| WHAT IS REQUIRED |
Repeat, character for character, the lines from the start of the data through the line containing "x-tick-label: Aug: [227, 448, 247, 460]", inclusive.

| GIVEN INFORMATION |

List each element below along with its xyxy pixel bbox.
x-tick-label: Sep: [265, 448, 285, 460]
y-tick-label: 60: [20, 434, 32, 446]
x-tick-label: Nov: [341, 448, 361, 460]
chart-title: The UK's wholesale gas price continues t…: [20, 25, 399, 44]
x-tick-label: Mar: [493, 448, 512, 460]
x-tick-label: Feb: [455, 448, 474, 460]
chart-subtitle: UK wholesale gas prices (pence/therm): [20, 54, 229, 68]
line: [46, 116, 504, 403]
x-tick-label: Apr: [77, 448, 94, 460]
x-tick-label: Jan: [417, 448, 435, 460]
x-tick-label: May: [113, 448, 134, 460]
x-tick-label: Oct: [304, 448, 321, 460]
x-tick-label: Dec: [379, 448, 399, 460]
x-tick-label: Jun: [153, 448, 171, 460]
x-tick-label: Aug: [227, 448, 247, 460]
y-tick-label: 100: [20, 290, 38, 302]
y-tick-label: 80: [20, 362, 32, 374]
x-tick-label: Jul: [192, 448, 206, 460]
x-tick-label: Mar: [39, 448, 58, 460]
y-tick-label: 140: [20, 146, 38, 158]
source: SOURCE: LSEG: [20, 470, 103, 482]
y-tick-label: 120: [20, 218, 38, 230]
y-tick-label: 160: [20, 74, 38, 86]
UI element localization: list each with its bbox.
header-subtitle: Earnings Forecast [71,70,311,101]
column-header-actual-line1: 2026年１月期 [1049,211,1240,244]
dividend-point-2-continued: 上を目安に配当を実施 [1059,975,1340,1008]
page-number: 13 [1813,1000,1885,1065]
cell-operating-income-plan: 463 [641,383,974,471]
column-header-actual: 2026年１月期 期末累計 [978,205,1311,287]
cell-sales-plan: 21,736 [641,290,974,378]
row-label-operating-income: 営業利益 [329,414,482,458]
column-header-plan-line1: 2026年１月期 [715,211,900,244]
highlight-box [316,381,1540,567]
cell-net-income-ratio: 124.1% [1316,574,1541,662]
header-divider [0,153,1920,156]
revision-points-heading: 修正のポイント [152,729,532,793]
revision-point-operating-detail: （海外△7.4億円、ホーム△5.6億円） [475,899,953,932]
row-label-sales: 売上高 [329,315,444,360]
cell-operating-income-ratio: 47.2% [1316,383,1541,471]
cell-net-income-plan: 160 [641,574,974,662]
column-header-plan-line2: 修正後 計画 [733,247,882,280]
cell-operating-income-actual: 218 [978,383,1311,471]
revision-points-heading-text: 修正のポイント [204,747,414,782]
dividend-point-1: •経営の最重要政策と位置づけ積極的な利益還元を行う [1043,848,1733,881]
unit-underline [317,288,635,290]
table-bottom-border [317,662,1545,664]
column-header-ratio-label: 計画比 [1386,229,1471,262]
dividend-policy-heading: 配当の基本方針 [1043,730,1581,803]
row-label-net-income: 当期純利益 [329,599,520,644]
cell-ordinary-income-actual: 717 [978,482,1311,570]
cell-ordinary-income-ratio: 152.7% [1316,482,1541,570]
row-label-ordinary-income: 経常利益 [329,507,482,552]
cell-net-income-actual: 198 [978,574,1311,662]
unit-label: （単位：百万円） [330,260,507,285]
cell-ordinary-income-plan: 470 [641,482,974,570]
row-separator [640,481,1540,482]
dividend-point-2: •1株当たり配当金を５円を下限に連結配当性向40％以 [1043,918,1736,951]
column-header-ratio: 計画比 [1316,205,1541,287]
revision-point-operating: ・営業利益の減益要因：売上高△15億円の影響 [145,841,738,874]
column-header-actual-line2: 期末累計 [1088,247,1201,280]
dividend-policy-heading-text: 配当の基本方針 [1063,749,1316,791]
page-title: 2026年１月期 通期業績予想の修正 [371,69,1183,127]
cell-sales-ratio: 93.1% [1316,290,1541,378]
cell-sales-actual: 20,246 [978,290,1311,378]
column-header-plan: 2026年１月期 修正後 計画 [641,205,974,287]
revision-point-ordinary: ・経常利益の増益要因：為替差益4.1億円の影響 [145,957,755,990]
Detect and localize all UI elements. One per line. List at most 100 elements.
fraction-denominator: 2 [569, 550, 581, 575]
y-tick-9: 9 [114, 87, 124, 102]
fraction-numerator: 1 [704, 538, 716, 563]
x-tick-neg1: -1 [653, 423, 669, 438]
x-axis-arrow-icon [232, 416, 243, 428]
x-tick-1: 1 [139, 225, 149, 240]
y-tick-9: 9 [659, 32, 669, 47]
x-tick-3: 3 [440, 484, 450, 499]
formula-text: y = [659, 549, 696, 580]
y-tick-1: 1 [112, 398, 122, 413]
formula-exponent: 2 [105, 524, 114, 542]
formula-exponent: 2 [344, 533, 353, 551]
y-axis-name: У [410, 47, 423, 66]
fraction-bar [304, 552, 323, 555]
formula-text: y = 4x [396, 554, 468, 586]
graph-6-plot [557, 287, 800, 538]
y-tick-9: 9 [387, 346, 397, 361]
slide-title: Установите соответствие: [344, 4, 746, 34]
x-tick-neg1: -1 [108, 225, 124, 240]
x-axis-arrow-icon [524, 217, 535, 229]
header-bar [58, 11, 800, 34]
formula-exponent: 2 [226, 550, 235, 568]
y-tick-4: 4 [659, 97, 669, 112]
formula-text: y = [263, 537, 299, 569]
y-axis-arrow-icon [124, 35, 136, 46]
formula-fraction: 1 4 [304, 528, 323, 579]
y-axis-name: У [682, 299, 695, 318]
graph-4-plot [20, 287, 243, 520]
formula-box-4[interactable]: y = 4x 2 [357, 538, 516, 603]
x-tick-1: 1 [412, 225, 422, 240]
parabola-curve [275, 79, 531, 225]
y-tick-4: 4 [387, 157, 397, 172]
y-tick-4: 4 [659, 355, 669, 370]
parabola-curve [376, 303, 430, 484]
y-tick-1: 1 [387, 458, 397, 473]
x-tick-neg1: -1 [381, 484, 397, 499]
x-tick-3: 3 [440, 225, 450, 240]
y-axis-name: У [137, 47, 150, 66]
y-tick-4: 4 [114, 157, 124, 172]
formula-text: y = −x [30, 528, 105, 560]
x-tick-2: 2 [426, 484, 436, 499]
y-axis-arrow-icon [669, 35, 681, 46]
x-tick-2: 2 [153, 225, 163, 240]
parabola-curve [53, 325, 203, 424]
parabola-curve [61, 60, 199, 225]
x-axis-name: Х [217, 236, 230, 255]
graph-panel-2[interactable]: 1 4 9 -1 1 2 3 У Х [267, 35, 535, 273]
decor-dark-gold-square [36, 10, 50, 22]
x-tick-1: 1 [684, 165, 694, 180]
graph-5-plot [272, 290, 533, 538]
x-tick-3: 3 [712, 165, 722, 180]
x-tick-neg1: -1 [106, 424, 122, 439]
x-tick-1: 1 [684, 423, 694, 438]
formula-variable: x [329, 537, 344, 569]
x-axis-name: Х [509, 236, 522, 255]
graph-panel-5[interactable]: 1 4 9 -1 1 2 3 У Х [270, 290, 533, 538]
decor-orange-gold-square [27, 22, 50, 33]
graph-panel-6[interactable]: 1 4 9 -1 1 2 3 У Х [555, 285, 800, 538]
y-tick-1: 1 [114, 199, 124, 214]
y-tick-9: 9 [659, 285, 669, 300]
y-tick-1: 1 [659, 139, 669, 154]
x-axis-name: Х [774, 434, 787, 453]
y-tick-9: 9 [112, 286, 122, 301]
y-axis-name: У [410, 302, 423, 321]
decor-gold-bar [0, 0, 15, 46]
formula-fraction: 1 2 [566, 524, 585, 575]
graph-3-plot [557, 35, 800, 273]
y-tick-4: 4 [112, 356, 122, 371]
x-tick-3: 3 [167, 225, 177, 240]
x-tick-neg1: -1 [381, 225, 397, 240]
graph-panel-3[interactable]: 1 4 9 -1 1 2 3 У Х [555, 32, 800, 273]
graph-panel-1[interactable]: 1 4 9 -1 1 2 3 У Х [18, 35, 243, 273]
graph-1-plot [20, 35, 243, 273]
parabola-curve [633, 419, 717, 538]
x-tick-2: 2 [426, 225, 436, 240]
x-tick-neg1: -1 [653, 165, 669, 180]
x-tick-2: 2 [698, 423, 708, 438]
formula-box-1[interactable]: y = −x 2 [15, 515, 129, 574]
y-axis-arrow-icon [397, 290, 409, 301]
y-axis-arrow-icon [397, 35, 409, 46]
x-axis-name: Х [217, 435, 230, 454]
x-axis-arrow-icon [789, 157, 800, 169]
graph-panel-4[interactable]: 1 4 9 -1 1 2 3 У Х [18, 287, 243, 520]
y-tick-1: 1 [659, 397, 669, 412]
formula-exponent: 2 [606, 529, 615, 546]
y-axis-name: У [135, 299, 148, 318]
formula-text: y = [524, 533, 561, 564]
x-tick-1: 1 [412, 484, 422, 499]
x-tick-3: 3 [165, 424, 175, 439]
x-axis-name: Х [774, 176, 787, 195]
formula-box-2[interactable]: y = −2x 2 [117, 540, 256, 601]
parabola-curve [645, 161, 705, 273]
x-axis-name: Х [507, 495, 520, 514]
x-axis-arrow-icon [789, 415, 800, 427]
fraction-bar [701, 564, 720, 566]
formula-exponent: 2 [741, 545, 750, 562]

| RESULT OF THE EXERCISE |
List each element below along with its xyxy pixel bbox.
x-tick-label: Sep: [265, 448, 285, 460]
y-tick-label: 60: [20, 434, 32, 446]
x-tick-label: Nov: [341, 448, 361, 460]
chart-title: The UK's wholesale gas price continues t…: [20, 25, 399, 44]
x-tick-label: Mar: [493, 448, 512, 460]
x-tick-label: Feb: [455, 448, 474, 460]
chart-subtitle: UK wholesale gas prices (pence/therm): [20, 54, 229, 68]
line: [46, 116, 504, 403]
x-tick-label: Apr: [77, 448, 94, 460]
x-tick-label: Jan: [417, 448, 435, 460]
x-tick-label: May: [113, 448, 134, 460]
x-tick-label: Oct: [304, 448, 321, 460]
x-tick-label: Dec: [379, 448, 399, 460]
x-tick-label: Jun: [153, 448, 171, 460]
x-tick-label: Aug: [227, 448, 247, 460]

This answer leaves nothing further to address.